— begin Records supplied —

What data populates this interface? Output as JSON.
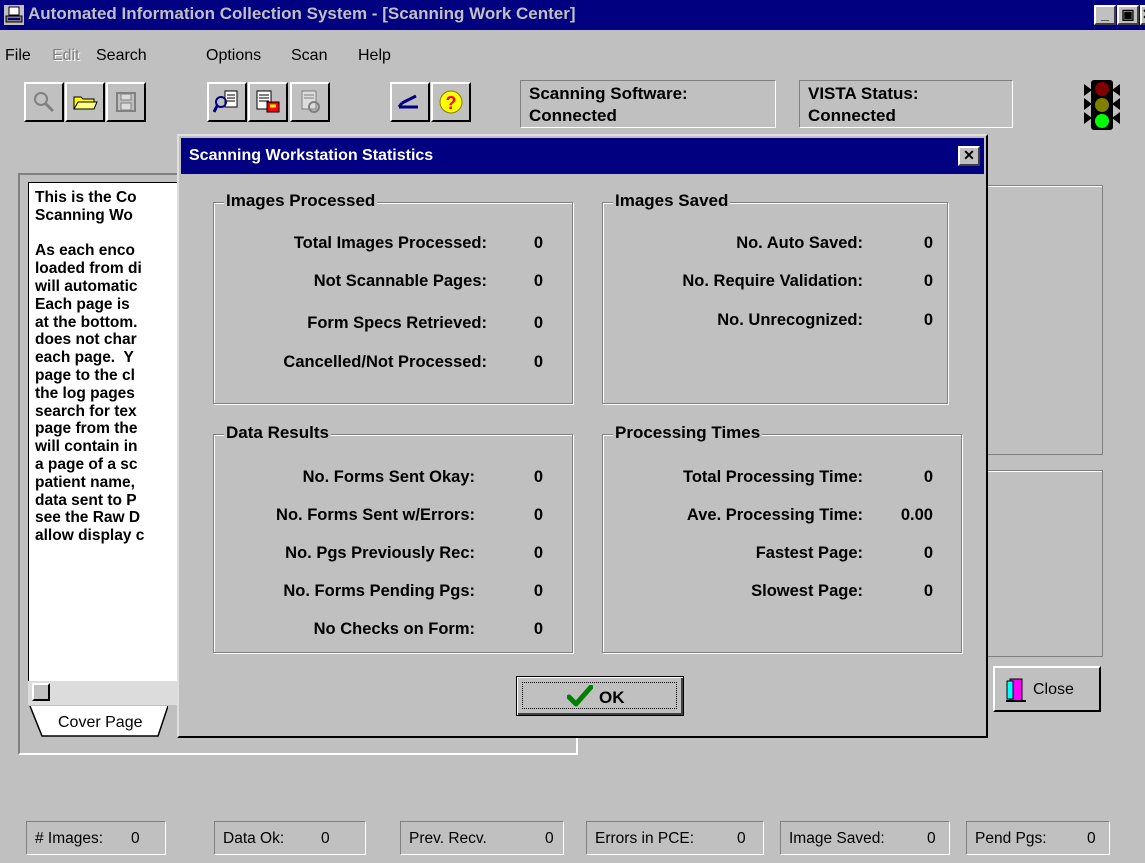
{
  "window": {
    "title": "Automated Information Collection System - [Scanning Work Center]",
    "min_glyph": "_",
    "restore_glyph": "▣",
    "close_glyph": "✕"
  },
  "menu": [
    {
      "label": "File",
      "disabled": false
    },
    {
      "label": "Edit",
      "disabled": true
    },
    {
      "label": "Search",
      "disabled": false
    },
    {
      "label": "Options",
      "disabled": false
    },
    {
      "label": "Scan",
      "disabled": false
    },
    {
      "label": "Help",
      "disabled": false
    }
  ],
  "toolbar": {
    "buttons": [
      "search-icon",
      "open-folder-icon",
      "save-disk-icon",
      "scan-document-icon",
      "edit-document-icon",
      "document-disabled-icon",
      "scanner-icon",
      "help-icon"
    ]
  },
  "status": {
    "scanning_label": "Scanning Software:",
    "scanning_value": "Connected",
    "vista_label": "VISTA Status:",
    "vista_value": "Connected",
    "traffic_light": "traffic-light-icon",
    "colors": {
      "red": "#800000",
      "yellow": "#808000",
      "green": "#00ff00"
    }
  },
  "cover": {
    "text": "This is the Co\nScanning Wo\n\nAs each enco\nloaded from di\nwill automatic\nEach page is\nat the bottom.\ndoes not char\neach page.  Y\npage to the cl\nthe log pages\nsearch for tex\npage from the\nwill contain in\na page of a sc\npatient name,\ndata sent to P\nsee the Raw D\nallow display c",
    "tab": "Cover Page"
  },
  "dialog": {
    "title": "Scanning Workstation Statistics",
    "images_processed": {
      "title": "Images Processed",
      "rows": [
        {
          "label": "Total Images Processed:",
          "value": "0"
        },
        {
          "label": "Not Scannable Pages:",
          "value": "0"
        },
        {
          "label": "Form Specs Retrieved:",
          "value": "0"
        },
        {
          "label": "Cancelled/Not Processed:",
          "value": "0"
        }
      ]
    },
    "images_saved": {
      "title": "Images Saved",
      "rows": [
        {
          "label": "No. Auto Saved:",
          "value": "0"
        },
        {
          "label": "No. Require Validation:",
          "value": "0"
        },
        {
          "label": "No. Unrecognized:",
          "value": "0"
        }
      ]
    },
    "data_results": {
      "title": "Data Results",
      "rows": [
        {
          "label": "No. Forms Sent Okay:",
          "value": "0"
        },
        {
          "label": "No. Forms Sent w/Errors:",
          "value": "0"
        },
        {
          "label": "No. Pgs Previously Rec:",
          "value": "0"
        },
        {
          "label": "No. Forms Pending Pgs:",
          "value": "0"
        },
        {
          "label": "No Checks on Form:",
          "value": "0"
        }
      ]
    },
    "processing_times": {
      "title": "Processing Times",
      "rows": [
        {
          "label": "Total Processing Time:",
          "value": "0"
        },
        {
          "label": "Ave. Processing Time:",
          "value": "0.00"
        },
        {
          "label": "Fastest Page:",
          "value": "0"
        },
        {
          "label": "Slowest Page:",
          "value": "0"
        }
      ]
    },
    "ok_label": "OK"
  },
  "close_button": {
    "label": "Close"
  },
  "statusbar": [
    {
      "label": "# Images:",
      "value": "0"
    },
    {
      "label": "Data Ok:",
      "value": "0"
    },
    {
      "label": "Prev. Recv.",
      "value": "0"
    },
    {
      "label": "Errors in PCE:",
      "value": "0"
    },
    {
      "label": "Image Saved:",
      "value": "0"
    },
    {
      "label": "Pend Pgs:",
      "value": "0"
    }
  ]
}
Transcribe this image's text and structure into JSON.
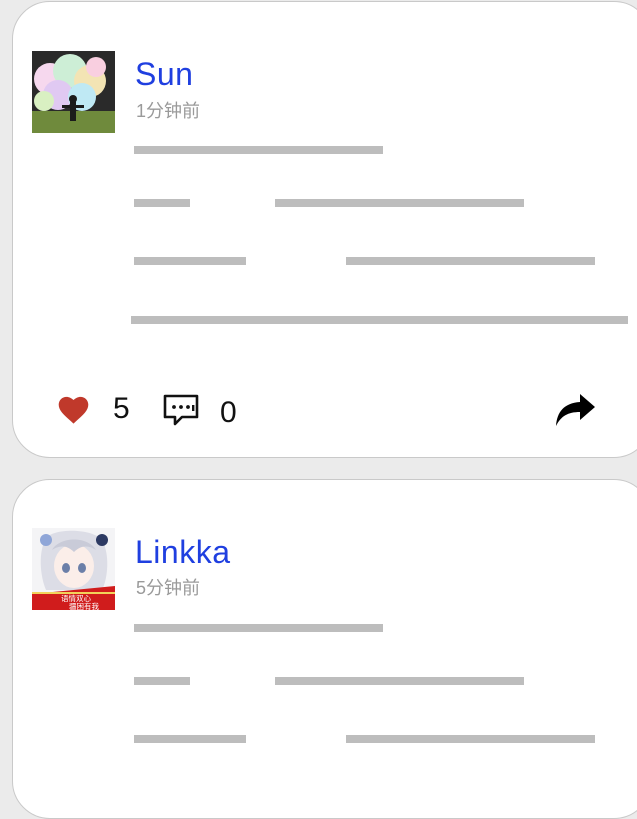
{
  "posts": [
    {
      "author": "Sun",
      "time": "1分钟前",
      "likes": "5",
      "comments": "0",
      "avatar_icon": "cloud-landscape-avatar",
      "content_lines": 5
    },
    {
      "author": "Linkka",
      "time": "5分钟前",
      "avatar_icon": "anime-girl-avatar",
      "avatar_caption": [
        "语情双心",
        "疆困有我"
      ]
    }
  ],
  "colors": {
    "author_name": "#1f3fe0",
    "timestamp": "#9a9a9a",
    "like_heart": "#c0392b",
    "placeholder_bar": "#bdbdbd",
    "background": "#ebebeb"
  }
}
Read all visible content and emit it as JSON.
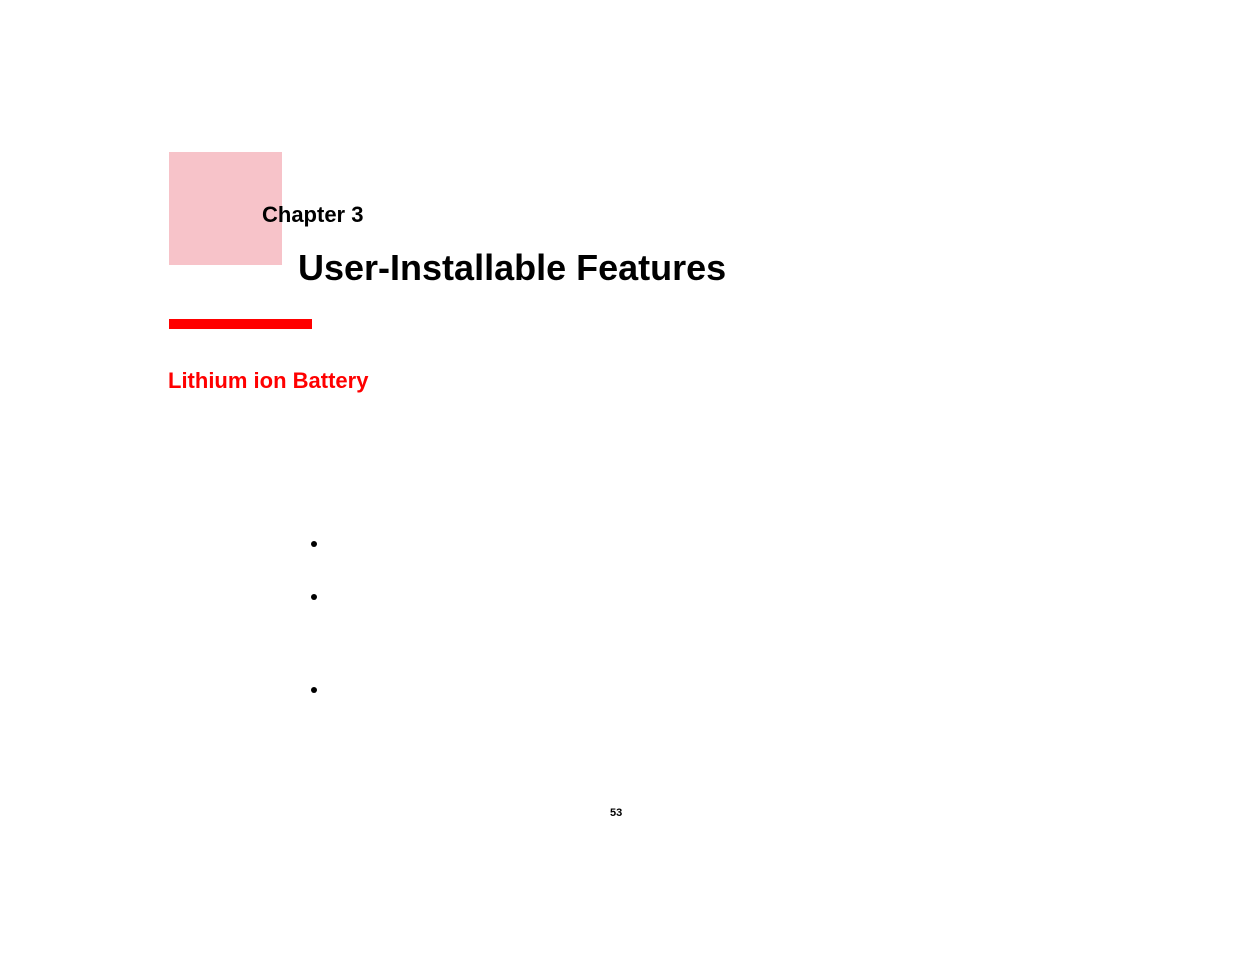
{
  "chapter": {
    "label": "Chapter 3",
    "title": "User-Installable Features"
  },
  "section": {
    "heading": "Lithium ion Battery"
  },
  "page": {
    "number": "53"
  }
}
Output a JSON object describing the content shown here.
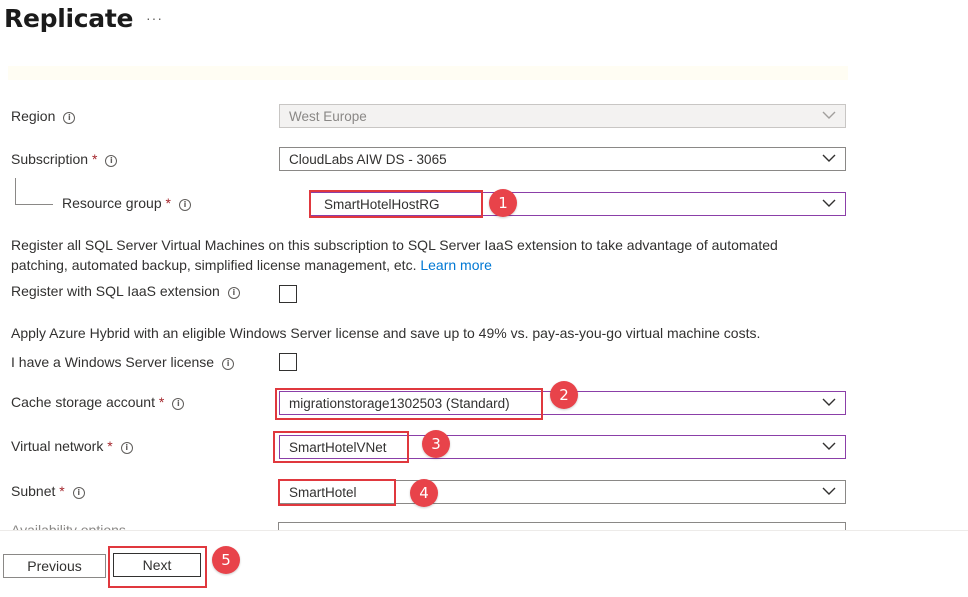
{
  "header": {
    "title": "Replicate",
    "more_label": "···"
  },
  "form": {
    "region": {
      "label": "Region",
      "value": "West Europe"
    },
    "subscription": {
      "label": "Subscription",
      "required": "*",
      "value": "CloudLabs AIW DS - 3065"
    },
    "resource_group": {
      "label": "Resource group",
      "required": "*",
      "value": "SmartHotelHostRG"
    },
    "sql_note": {
      "line1": "Register all SQL Server Virtual Machines on this subscription to SQL Server IaaS extension to take advantage of automated",
      "line2": "patching, automated backup, simplified license management, etc.",
      "link": "Learn more"
    },
    "sql_register": {
      "label": "Register with SQL IaaS extension",
      "checked": false
    },
    "hybrid_note": "Apply Azure Hybrid with an eligible Windows Server license and save up to 49% vs. pay-as-you-go virtual machine costs.",
    "windows_license": {
      "label": "I have a Windows Server license",
      "checked": false
    },
    "cache_storage": {
      "label": "Cache storage account",
      "required": "*",
      "value": "migrationstorage1302503 (Standard)"
    },
    "virtual_network": {
      "label": "Virtual network",
      "required": "*",
      "value": "SmartHotelVNet"
    },
    "subnet": {
      "label": "Subnet",
      "required": "*",
      "value": "SmartHotel"
    },
    "availability": {
      "label": "Availability options"
    }
  },
  "footer": {
    "previous_label": "Previous",
    "next_label": "Next"
  },
  "annotations": {
    "b1": "1",
    "b2": "2",
    "b3": "3",
    "b4": "4",
    "b5": "5"
  },
  "icons": {
    "info": "info-icon",
    "chevron": "chevron-down-icon"
  },
  "colors": {
    "annotation_red": "#e0383e",
    "focus_purple": "#8b3fa8",
    "link_blue": "#0078d4"
  }
}
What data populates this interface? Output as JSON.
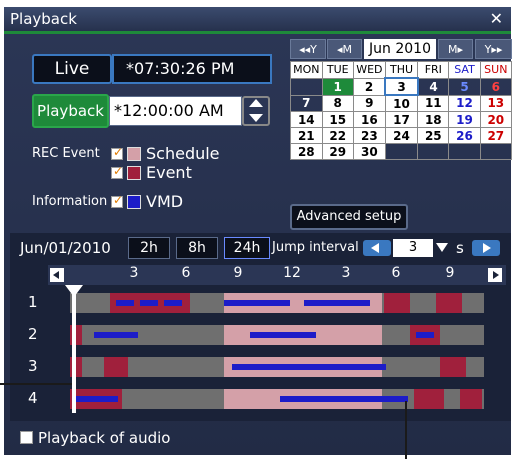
{
  "window": {
    "title": "Playback",
    "close_glyph": "✕"
  },
  "live": {
    "label": "Live",
    "time": "*07:30:26 PM"
  },
  "playback": {
    "label": "Playback",
    "time": "*12:00:00 AM"
  },
  "rec_event": {
    "label": "REC Event",
    "schedule_label": "Schedule",
    "event_label": "Event"
  },
  "information": {
    "label": "Information",
    "vmd_label": "VMD"
  },
  "calendar": {
    "nav": {
      "prev_year": "◂◂Y",
      "prev_month": "◂M",
      "next_month": "M▸",
      "next_year": "Y▸▸"
    },
    "month": "Jun 2010",
    "weekdays": [
      "MON",
      "TUE",
      "WED",
      "THU",
      "FRI",
      "SAT",
      "SUN"
    ],
    "weeks": [
      [
        "",
        "1",
        "2",
        "3",
        "4",
        "5",
        "6"
      ],
      [
        "7",
        "8",
        "9",
        "10",
        "11",
        "12",
        "13"
      ],
      [
        "14",
        "15",
        "16",
        "17",
        "18",
        "19",
        "20"
      ],
      [
        "21",
        "22",
        "23",
        "24",
        "25",
        "26",
        "27"
      ],
      [
        "28",
        "29",
        "30",
        "",
        "",
        "",
        ""
      ]
    ]
  },
  "advanced_setup": "Advanced setup",
  "timeline": {
    "date": "Jun/01/2010",
    "zoom_buttons": [
      "2h",
      "8h",
      "24h"
    ],
    "jump_interval_label": "Jump interval",
    "jump_value": "3",
    "jump_unit": "s",
    "hours": [
      "3",
      "6",
      "9",
      "12",
      "3",
      "6",
      "9"
    ],
    "rows": [
      "1",
      "2",
      "3",
      "4"
    ]
  },
  "playback_audio": {
    "label": "Playback of audio"
  },
  "colors": {
    "schedule": "#d4a0a8",
    "event": "#a0203c",
    "vmd": "#1c1cc8",
    "accent": "#1e8a3a"
  }
}
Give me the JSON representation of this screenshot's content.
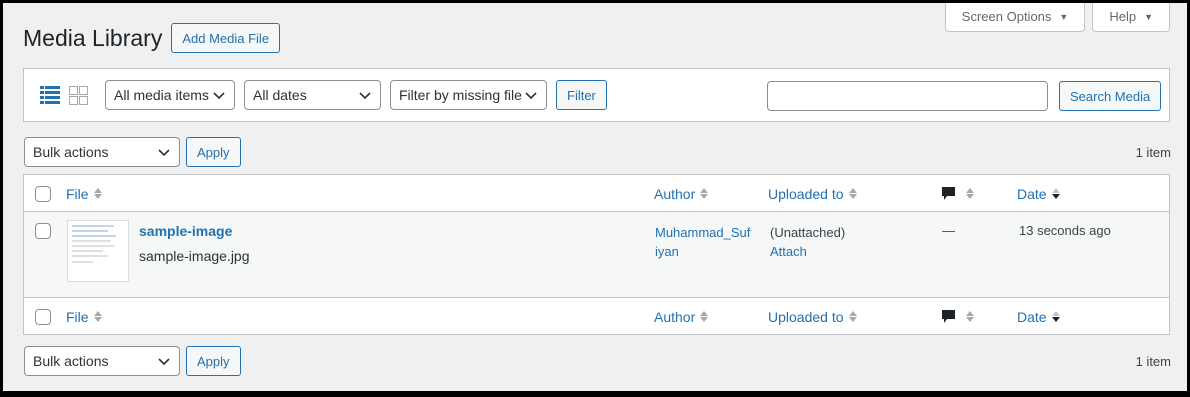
{
  "screen_options": {
    "screen_options_label": "Screen Options",
    "help_label": "Help"
  },
  "header": {
    "title": "Media Library",
    "add_button": "Add Media File"
  },
  "filters": {
    "type_select": "All media items",
    "date_select": "All dates",
    "missing_select": "Filter by missing file",
    "filter_button": "Filter",
    "search_value": "",
    "search_button": "Search Media"
  },
  "tablenav_top": {
    "bulk_select": "Bulk actions",
    "apply": "Apply",
    "count": "1 item"
  },
  "tablenav_bottom": {
    "bulk_select": "Bulk actions",
    "apply": "Apply",
    "count": "1 item"
  },
  "columns": {
    "file": "File",
    "author": "Author",
    "uploaded_to": "Uploaded to",
    "date": "Date"
  },
  "rows": [
    {
      "title": "sample-image",
      "filename": "sample-image.jpg",
      "author": "Muhammad_Sufiyan",
      "uploaded_status": "(Unattached)",
      "attach_link": "Attach",
      "comments": "—",
      "date": "13 seconds ago"
    }
  ],
  "colors": {
    "link": "#2271b1",
    "border": "#c3c4c7",
    "background": "#f0f0f1"
  },
  "icons": [
    "list-view-icon",
    "grid-view-icon",
    "chevron-down-icon",
    "comment-icon",
    "sort-icon"
  ]
}
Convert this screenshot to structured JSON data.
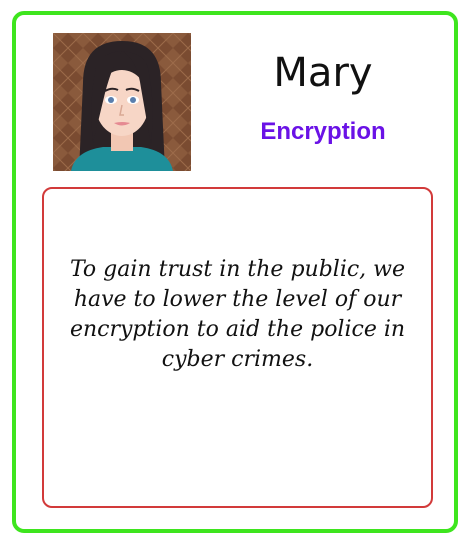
{
  "card": {
    "name": "Mary",
    "topic": "Encryption",
    "quote": "To gain trust in the public, we have to lower the level of our encryption to aid the police in cyber crimes."
  },
  "colors": {
    "card_border": "#3ee51e",
    "quote_border": "#d23a3a",
    "topic_text": "#6a12e6"
  },
  "avatar": {
    "icon": "woman-portrait-icon"
  }
}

— end Records supplied —

• **Task goal**
Retype only the lines above from the one with "Convert this screenshot" through the last, both ends included, keeping every picture out of the copy.

• **Reply**
Convert this screenshot to structured JSON data.
{
  "card": {
    "name": "Mary",
    "topic": "Encryption",
    "quote": "To gain trust in the public, we have to lower the level of our encryption to aid the police in cyber crimes."
  },
  "colors": {
    "card_border": "#3ee51e",
    "quote_border": "#d23a3a",
    "topic_text": "#6a12e6"
  },
  "avatar": {
    "icon": "woman-portrait-icon"
  }
}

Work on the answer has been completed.